start

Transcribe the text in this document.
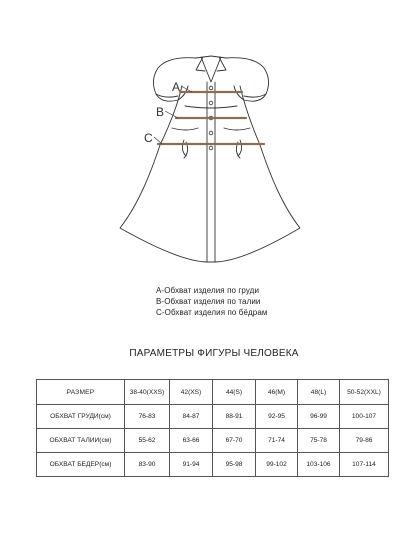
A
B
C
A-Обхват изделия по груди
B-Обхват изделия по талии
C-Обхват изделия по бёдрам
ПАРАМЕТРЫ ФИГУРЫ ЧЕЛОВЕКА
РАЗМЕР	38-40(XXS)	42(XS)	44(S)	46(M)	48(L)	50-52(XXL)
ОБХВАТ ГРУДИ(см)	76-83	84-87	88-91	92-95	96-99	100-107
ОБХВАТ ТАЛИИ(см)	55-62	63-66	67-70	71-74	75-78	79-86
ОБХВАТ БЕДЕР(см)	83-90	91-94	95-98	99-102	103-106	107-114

end

Your copy should match the entries exactly, minus the pictures.

— Task solution —
Transcribe the text in this document.
A
B
C
A-Обхват изделия по груди
B-Обхват изделия по талии
C-Обхват изделия по бёдрам
ПАРАМЕТРЫ ФИГУРЫ ЧЕЛОВЕКА
РАЗМЕР	38-40(XXS)	42(XS)	44(S)	46(M)	48(L)	50-52(XXL)
ОБХВАТ ГРУДИ(см)	76-83	84-87	88-91	92-95	96-99	100-107
ОБХВАТ ТАЛИИ(см)	55-62	63-66	67-70	71-74	75-78	79-86
ОБХВАТ БЕДЕР(см)	83-90	91-94	95-98	99-102	103-106	107-114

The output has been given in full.